#### What is required:
Reproduce the listing below without any change.

-- begin Extracted material --

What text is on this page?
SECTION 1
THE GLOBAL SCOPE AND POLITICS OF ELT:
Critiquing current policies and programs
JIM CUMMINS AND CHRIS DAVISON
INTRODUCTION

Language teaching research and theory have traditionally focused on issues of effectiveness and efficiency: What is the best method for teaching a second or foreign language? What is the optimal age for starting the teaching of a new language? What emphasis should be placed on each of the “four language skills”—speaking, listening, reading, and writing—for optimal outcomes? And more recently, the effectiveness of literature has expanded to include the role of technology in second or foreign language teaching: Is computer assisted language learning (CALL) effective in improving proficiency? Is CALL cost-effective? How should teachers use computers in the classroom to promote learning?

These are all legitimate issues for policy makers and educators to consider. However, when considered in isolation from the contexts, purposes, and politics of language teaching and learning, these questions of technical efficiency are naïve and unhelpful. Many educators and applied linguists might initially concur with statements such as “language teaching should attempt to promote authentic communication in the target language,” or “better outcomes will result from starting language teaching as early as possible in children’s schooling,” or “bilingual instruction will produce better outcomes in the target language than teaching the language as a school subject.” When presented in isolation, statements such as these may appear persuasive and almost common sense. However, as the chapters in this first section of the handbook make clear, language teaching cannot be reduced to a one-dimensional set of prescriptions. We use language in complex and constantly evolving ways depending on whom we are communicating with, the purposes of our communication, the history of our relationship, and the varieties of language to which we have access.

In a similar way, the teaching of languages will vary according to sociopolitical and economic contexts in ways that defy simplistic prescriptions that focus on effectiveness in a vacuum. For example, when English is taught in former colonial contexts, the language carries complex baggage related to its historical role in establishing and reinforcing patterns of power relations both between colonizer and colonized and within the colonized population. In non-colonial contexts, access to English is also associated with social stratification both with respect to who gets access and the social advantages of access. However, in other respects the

-- end Extracted material --

#### Solution to the problem:
What text is on this page?
SECTION 1
THE GLOBAL SCOPE AND POLITICS OF ELT:
Critiquing current policies and programs
JIM CUMMINS AND CHRIS DAVISON
INTRODUCTION

Language teaching research and theory have traditionally focused on issues of effectiveness and efficiency: What is the best method for teaching a second or foreign language? What is the optimal age for starting the teaching of a new language? What emphasis should be placed on each of the “four language skills”—speaking, listening, reading, and writing—for optimal outcomes? And more recently, the effectiveness of literature has expanded to include the role of technology in second or foreign language teaching: Is computer assisted language learning (CALL) effective in improving proficiency? Is CALL cost-effective? How should teachers use computers in the classroom to promote learning?

These are all legitimate issues for policy makers and educators to consider. However, when considered in isolation from the contexts, purposes, and politics of language teaching and learning, these questions of technical efficiency are naïve and unhelpful. Many educators and applied linguists might initially concur with statements such as “language teaching should attempt to promote authentic communication in the target language,” or “better outcomes will result from starting language teaching as early as possible in children’s schooling,” or “bilingual instruction will produce better outcomes in the target language than teaching the language as a school subject.” When presented in isolation, statements such as these may appear persuasive and almost common sense. However, as the chapters in this first section of the handbook make clear, language teaching cannot be reduced to a one-dimensional set of prescriptions. We use language in complex and constantly evolving ways depending on whom we are communicating with, the purposes of our communication, the history of our relationship, and the varieties of language to which we have access.

In a similar way, the teaching of languages will vary according to sociopolitical and economic contexts in ways that defy simplistic prescriptions that focus on effectiveness in a vacuum. For example, when English is taught in former colonial contexts, the language carries complex baggage related to its historical role in establishing and reinforcing patterns of power relations both between colonizer and colonized and within the colonized population. In non-colonial contexts, access to English is also associated with social stratification both with respect to who gets access and the social advantages of access. However, in other respects the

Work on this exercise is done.